- [EXERCISE DIRECTIONS]:
Your reply should be the whole listing, copied exactly, with the pictures left out.

- [DATA SECTION]:
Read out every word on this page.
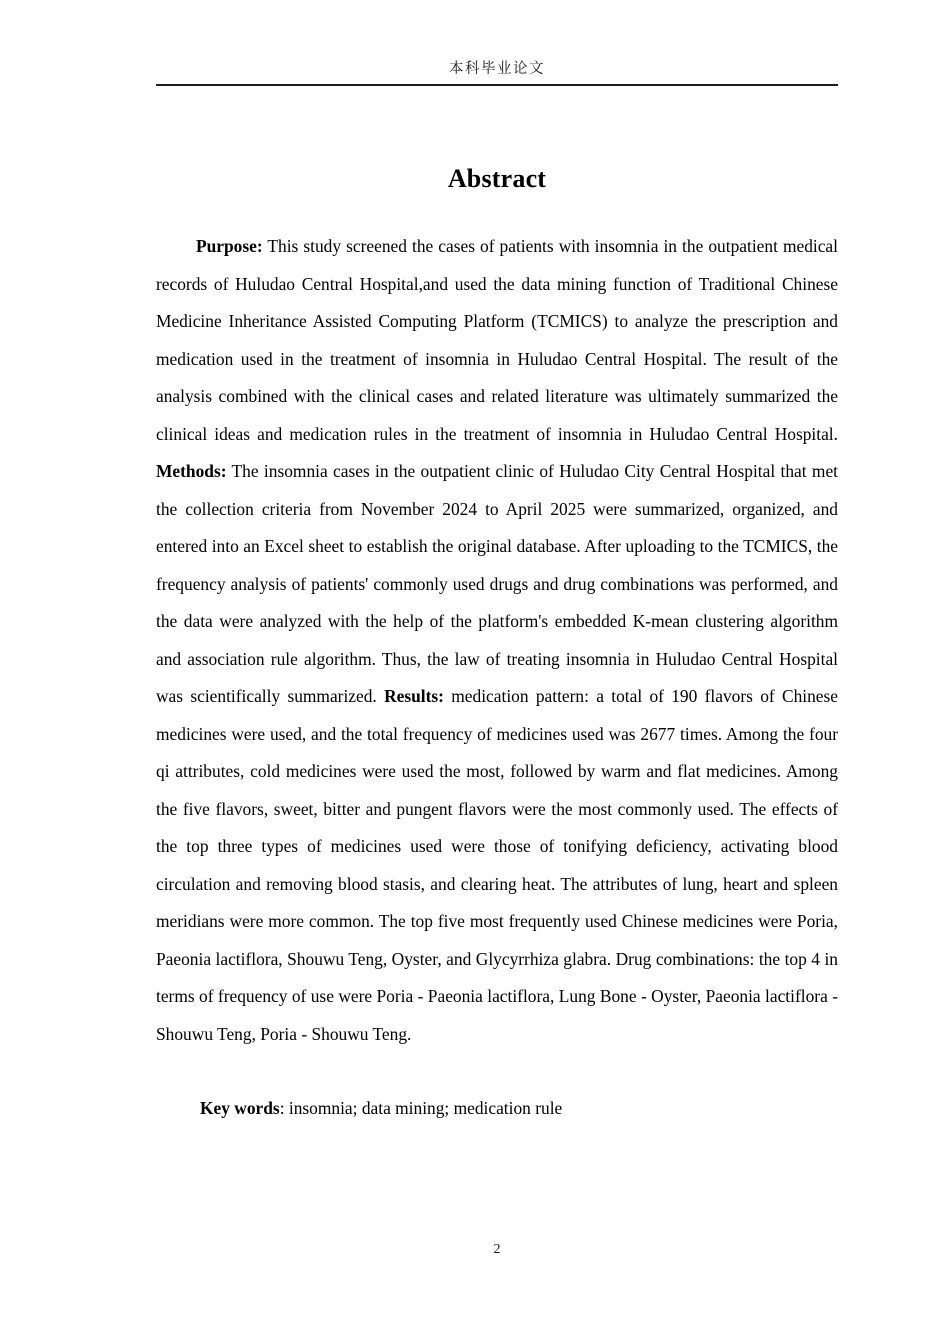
本科毕业论文
Abstract

Purpose: This study screened the cases of patients with insomnia in the outpatient medical records of Huludao Central Hospital,and used the data mining function of Traditional Chinese Medicine Inheritance Assisted Computing Platform (TCMICS) to analyze the prescription and medication used in the treatment of insomnia in Huludao Central Hospital. The result of the analysis combined with the clinical cases and related literature was ultimately summarized the clinical ideas and medication rules in the treatment of insomnia in Huludao Central Hospital. Methods: The insomnia cases in the outpatient clinic of Huludao City Central Hospital that met the collection criteria from November 2024 to April 2025 were summarized, organized, and entered into an Excel sheet to establish the original database. After uploading to the TCMICS, the frequency analysis of patients' commonly used drugs and drug combinations was performed, and the data were analyzed with the help of the platform's embedded K-mean clustering algorithm and association rule algorithm. Thus, the law of treating insomnia in Huludao Central Hospital was scientifically summarized. Results: medication pattern: a total of 190 flavors of Chinese medicines were used, and the total frequency of medicines used was 2677 times. Among the four qi attributes, cold medicines were used the most, followed by warm and flat medicines. Among the five flavors, sweet, bitter and pungent flavors were the most commonly used. The effects of the top three types of medicines used were those of tonifying deficiency, activating blood circulation and removing blood stasis, and clearing heat. The attributes of lung, heart and spleen meridians were more common. The top five most frequently used Chinese medicines were Poria, Paeonia lactiflora, Shouwu Teng, Oyster, and Glycyrrhiza glabra. Drug combinations: the top 4 in terms of frequency of use were Poria - Paeonia lactiflora, Lung Bone - Oyster, Paeonia lactiflora - Shouwu Teng, Poria - Shouwu Teng.

Key words: insomnia; data mining; medication rule

2
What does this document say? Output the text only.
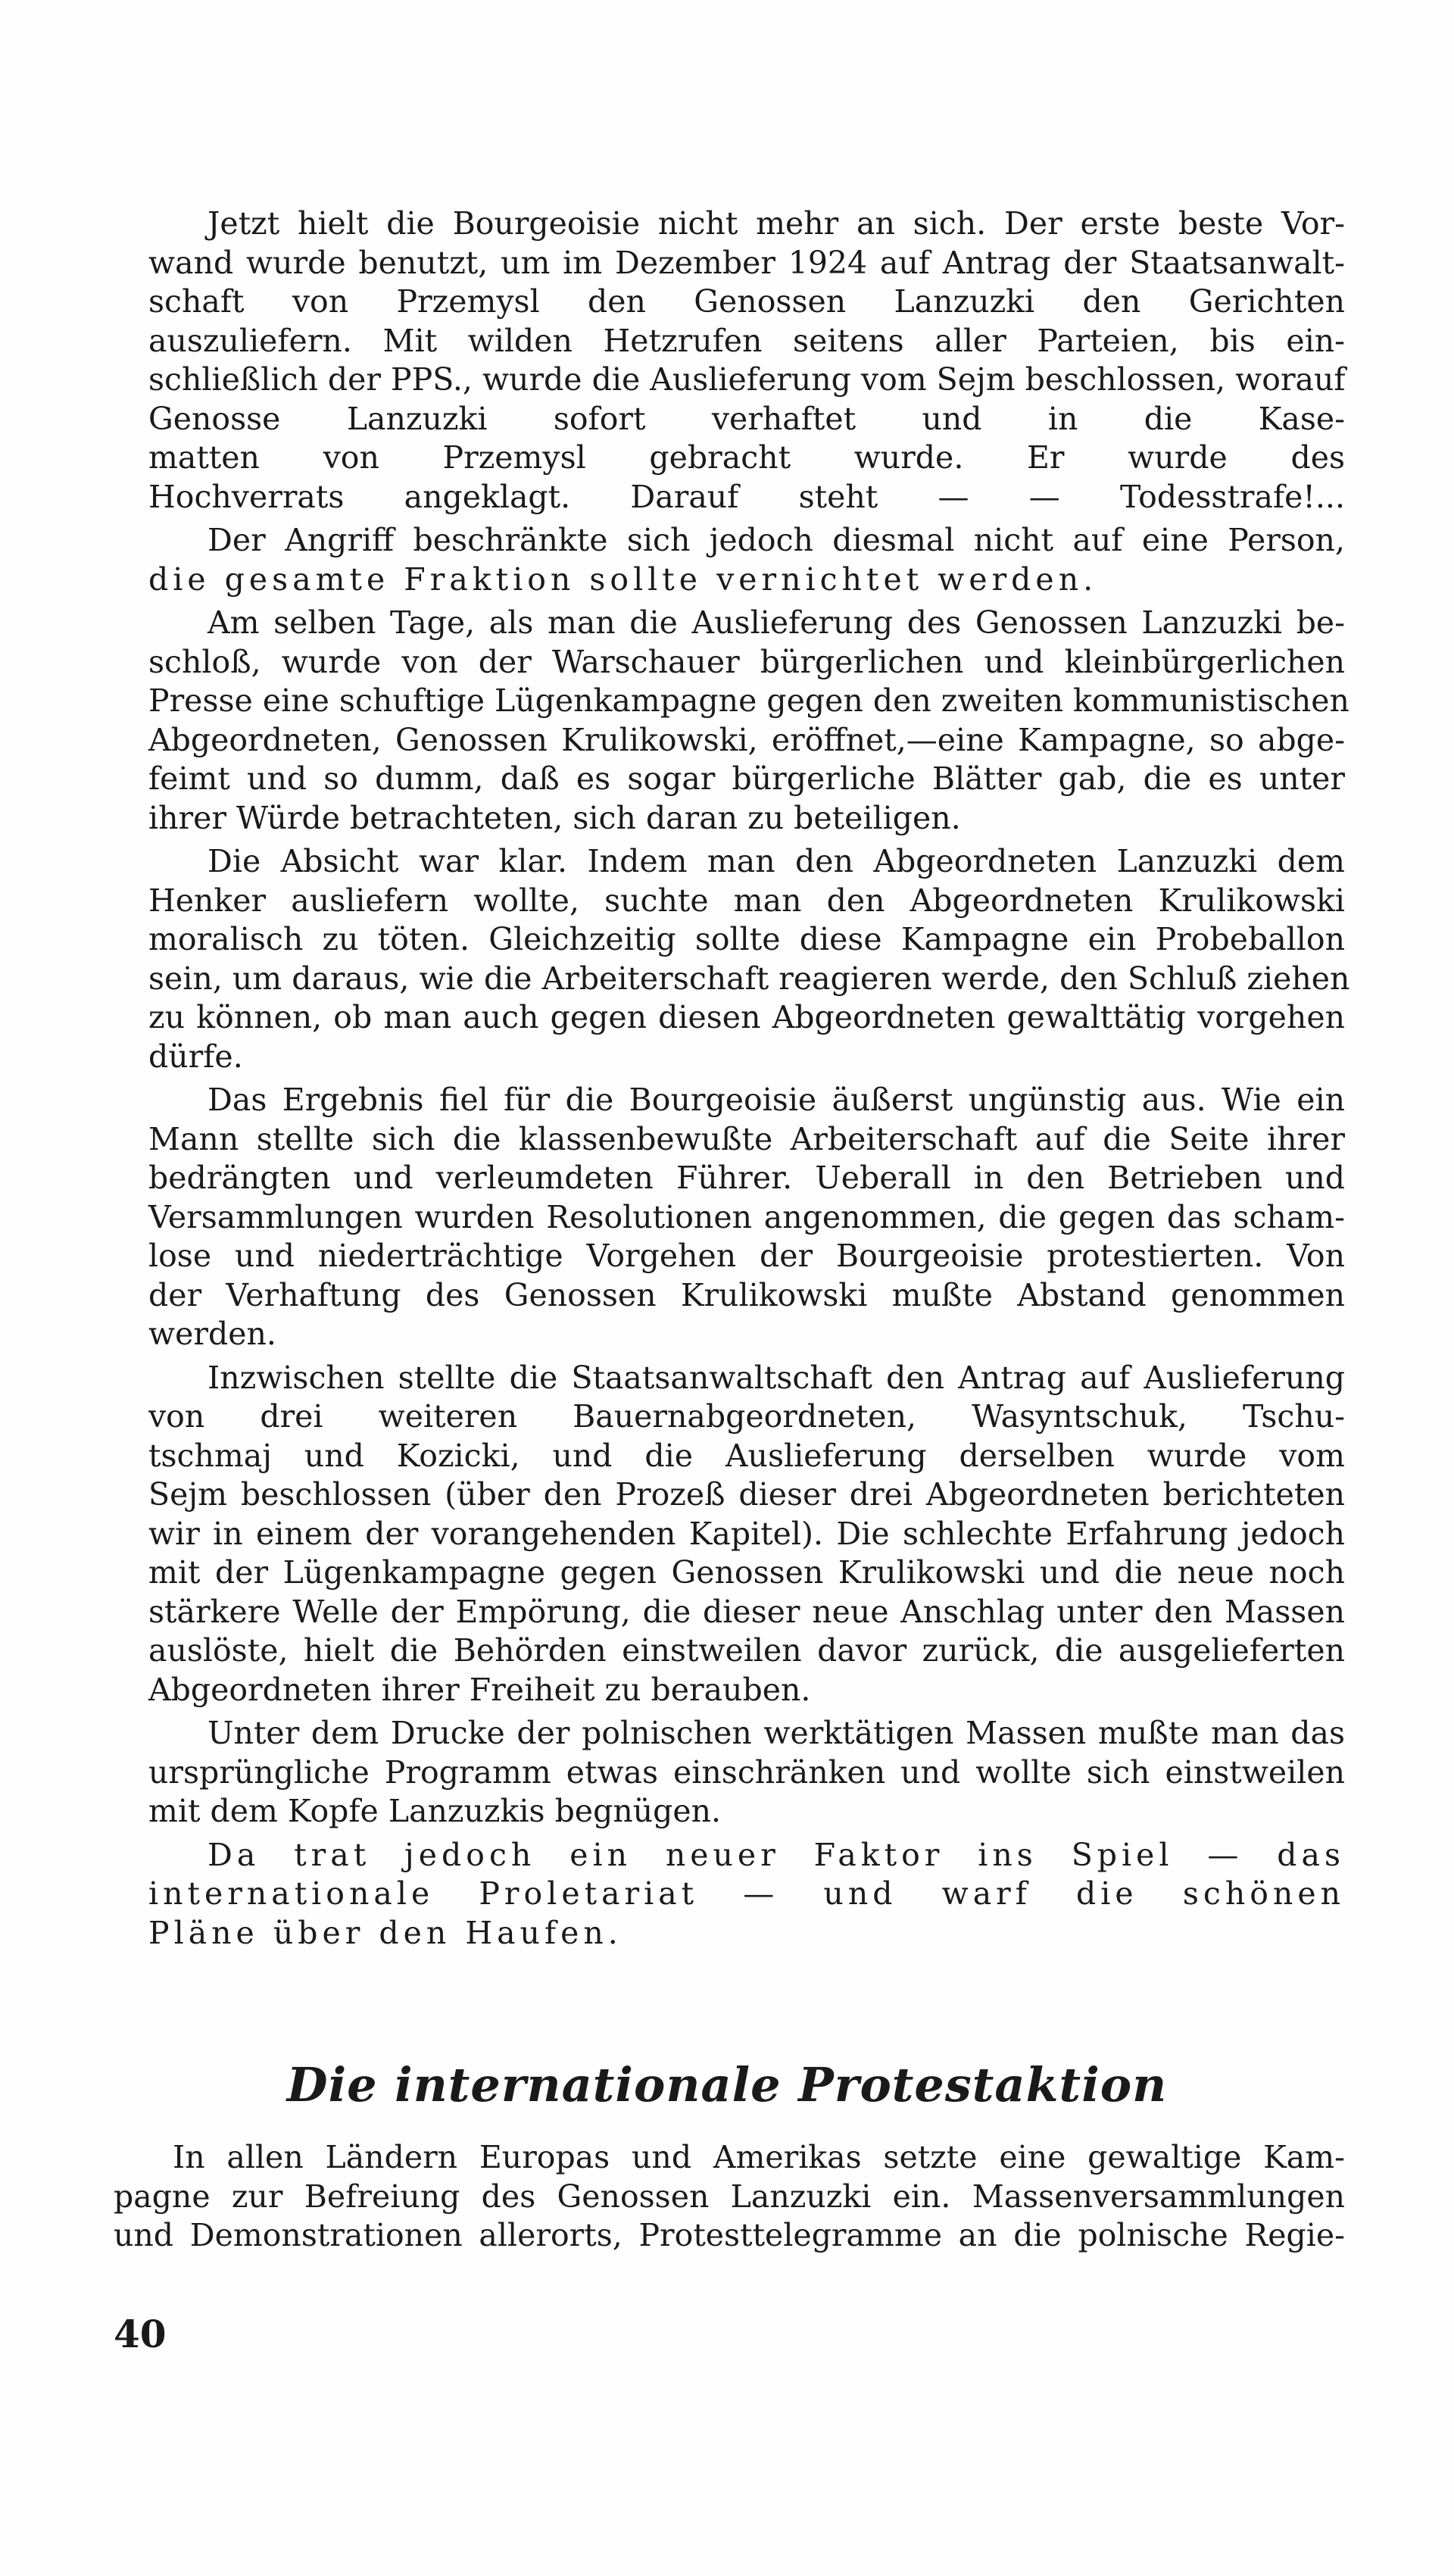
Jetzt hielt die Bourgeoisie nicht mehr an sich. Der erste beste Vor-
wand wurde benutzt, um im Dezember 1924 auf Antrag der Staatsanwalt-
schaft von Przemysl den Genossen Lanzuzki den Gerichten
auszuliefern. Mit wilden Hetzrufen seitens aller Parteien, bis ein-
schließlich der PPS., wurde die Auslieferung vom Sejm beschlossen, worauf
Genosse Lanzuzki sofort verhaftet und in die Kase-
matten von Przemysl gebracht wurde. Er wurde des
Hochverrats angeklagt. Darauf steht — — Todesstrafe!...
Der Angriff beschränkte sich jedoch diesmal nicht auf eine Person,
die gesamte Fraktion sollte vernichtet werden.
Am selben Tage, als man die Auslieferung des Genossen Lanzuzki be-
schloß, wurde von der Warschauer bürgerlichen und kleinbürgerlichen
Presse eine schuftige Lügenkampagne gegen den zweiten kommunistischen
Abgeordneten, Genossen Krulikowski, eröffnet,—eine Kampagne, so abge-
feimt und so dumm, daß es sogar bürgerliche Blätter gab, die es unter
ihrer Würde betrachteten, sich daran zu beteiligen.
Die Absicht war klar. Indem man den Abgeordneten Lanzuzki dem
Henker ausliefern wollte, suchte man den Abgeordneten Krulikowski
moralisch zu töten. Gleichzeitig sollte diese Kampagne ein Probeballon
sein, um daraus, wie die Arbeiterschaft reagieren werde, den Schluß ziehen
zu können, ob man auch gegen diesen Abgeordneten gewalttätig vorgehen
dürfe.
Das Ergebnis fiel für die Bourgeoisie äußerst ungünstig aus. Wie ein
Mann stellte sich die klassenbewußte Arbeiterschaft auf die Seite ihrer
bedrängten und verleumdeten Führer. Ueberall in den Betrieben und
Versammlungen wurden Resolutionen angenommen, die gegen das scham-
lose und niederträchtige Vorgehen der Bourgeoisie protestierten. Von
der Verhaftung des Genossen Krulikowski mußte Abstand genommen
werden.
Inzwischen stellte die Staatsanwaltschaft den Antrag auf Auslieferung
von drei weiteren Bauernabgeordneten, Wasyntschuk, Tschu-
tschmaj und Kozicki, und die Auslieferung derselben wurde vom
Sejm beschlossen (über den Prozeß dieser drei Abgeordneten berichteten
wir in einem der vorangehenden Kapitel). Die schlechte Erfahrung jedoch
mit der Lügenkampagne gegen Genossen Krulikowski und die neue noch
stärkere Welle der Empörung, die dieser neue Anschlag unter den Massen
auslöste, hielt die Behörden einstweilen davor zurück, die ausgelieferten
Abgeordneten ihrer Freiheit zu berauben.
Unter dem Drucke der polnischen werktätigen Massen mußte man das
ursprüngliche Programm etwas einschränken und wollte sich einstweilen
mit dem Kopfe Lanzuzkis begnügen.
Da trat jedoch ein neuer Faktor ins Spiel — das
internationale Proletariat — und warf die schönen
Pläne über den Haufen.
Die internationale Protestaktion
In allen Ländern Europas und Amerikas setzte eine gewaltige Kam-
pagne zur Befreiung des Genossen Lanzuzki ein. Massenversammlungen
und Demonstrationen allerorts, Protesttelegramme an die polnische Regie-
40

- [OUTPUT FOR THIS TASK]:
Read out every word on this page.
本科毕业论文
Abstract

Purpose: This study screened the cases of patients with insomnia in the outpatient medical records of Huludao Central Hospital,and used the data mining function of Traditional Chinese Medicine Inheritance Assisted Computing Platform (TCMICS) to analyze the prescription and medication used in the treatment of insomnia in Huludao Central Hospital. The result of the analysis combined with the clinical cases and related literature was ultimately summarized the clinical ideas and medication rules in the treatment of insomnia in Huludao Central Hospital. Methods: The insomnia cases in the outpatient clinic of Huludao City Central Hospital that met the collection criteria from November 2024 to April 2025 were summarized, organized, and entered into an Excel sheet to establish the original database. After uploading to the TCMICS, the frequency analysis of patients' commonly used drugs and drug combinations was performed, and the data were analyzed with the help of the platform's embedded K-mean clustering algorithm and association rule algorithm. Thus, the law of treating insomnia in Huludao Central Hospital was scientifically summarized. Results: medication pattern: a total of 190 flavors of Chinese medicines were used, and the total frequency of medicines used was 2677 times. Among the four qi attributes, cold medicines were used the most, followed by warm and flat medicines. Among the five flavors, sweet, bitter and pungent flavors were the most commonly used. The effects of the top three types of medicines used were those of tonifying deficiency, activating blood circulation and removing blood stasis, and clearing heat. The attributes of lung, heart and spleen meridians were more common. The top five most frequently used Chinese medicines were Poria, Paeonia lactiflora, Shouwu Teng, Oyster, and Glycyrrhiza glabra. Drug combinations: the top 4 in terms of frequency of use were Poria - Paeonia lactiflora, Lung Bone - Oyster, Paeonia lactiflora - Shouwu Teng, Poria - Shouwu Teng.

Key words: insomnia; data mining; medication rule

2
What does this document say? Output the text only.
Jetzt hielt die Bourgeoisie nicht mehr an sich. Der erste beste Vor-
wand wurde benutzt, um im Dezember 1924 auf Antrag der Staatsanwalt-
schaft von Przemysl den Genossen Lanzuzki den Gerichten
auszuliefern. Mit wilden Hetzrufen seitens aller Parteien, bis ein-
schließlich der PPS., wurde die Auslieferung vom Sejm beschlossen, worauf
Genosse Lanzuzki sofort verhaftet und in die Kase-
matten von Przemysl gebracht wurde. Er wurde des
Hochverrats angeklagt. Darauf steht — — Todesstrafe!...
Der Angriff beschränkte sich jedoch diesmal nicht auf eine Person,
die gesamte Fraktion sollte vernichtet werden.
Am selben Tage, als man die Auslieferung des Genossen Lanzuzki be-
schloß, wurde von der Warschauer bürgerlichen und kleinbürgerlichen
Presse eine schuftige Lügenkampagne gegen den zweiten kommunistischen
Abgeordneten, Genossen Krulikowski, eröffnet,—eine Kampagne, so abge-
feimt und so dumm, daß es sogar bürgerliche Blätter gab, die es unter
ihrer Würde betrachteten, sich daran zu beteiligen.
Die Absicht war klar. Indem man den Abgeordneten Lanzuzki dem
Henker ausliefern wollte, suchte man den Abgeordneten Krulikowski
moralisch zu töten. Gleichzeitig sollte diese Kampagne ein Probeballon
sein, um daraus, wie die Arbeiterschaft reagieren werde, den Schluß ziehen
zu können, ob man auch gegen diesen Abgeordneten gewalttätig vorgehen
dürfe.
Das Ergebnis fiel für die Bourgeoisie äußerst ungünstig aus. Wie ein
Mann stellte sich die klassenbewußte Arbeiterschaft auf die Seite ihrer
bedrängten und verleumdeten Führer. Ueberall in den Betrieben und
Versammlungen wurden Resolutionen angenommen, die gegen das scham-
lose und niederträchtige Vorgehen der Bourgeoisie protestierten. Von
der Verhaftung des Genossen Krulikowski mußte Abstand genommen
werden.
Inzwischen stellte die Staatsanwaltschaft den Antrag auf Auslieferung
von drei weiteren Bauernabgeordneten, Wasyntschuk, Tschu-
tschmaj und Kozicki, und die Auslieferung derselben wurde vom
Sejm beschlossen (über den Prozeß dieser drei Abgeordneten berichteten
wir in einem der vorangehenden Kapitel). Die schlechte Erfahrung jedoch
mit der Lügenkampagne gegen Genossen Krulikowski und die neue noch
stärkere Welle der Empörung, die dieser neue Anschlag unter den Massen
auslöste, hielt die Behörden einstweilen davor zurück, die ausgelieferten
Abgeordneten ihrer Freiheit zu berauben.
Unter dem Drucke der polnischen werktätigen Massen mußte man das
ursprüngliche Programm etwas einschränken und wollte sich einstweilen
mit dem Kopfe Lanzuzkis begnügen.
Da trat jedoch ein neuer Faktor ins Spiel — das
internationale Proletariat — und warf die schönen
Pläne über den Haufen.
Die internationale Protestaktion
In allen Ländern Europas und Amerikas setzte eine gewaltige Kam-
pagne zur Befreiung des Genossen Lanzuzki ein. Massenversammlungen
und Demonstrationen allerorts, Protesttelegramme an die polnische Regie-
40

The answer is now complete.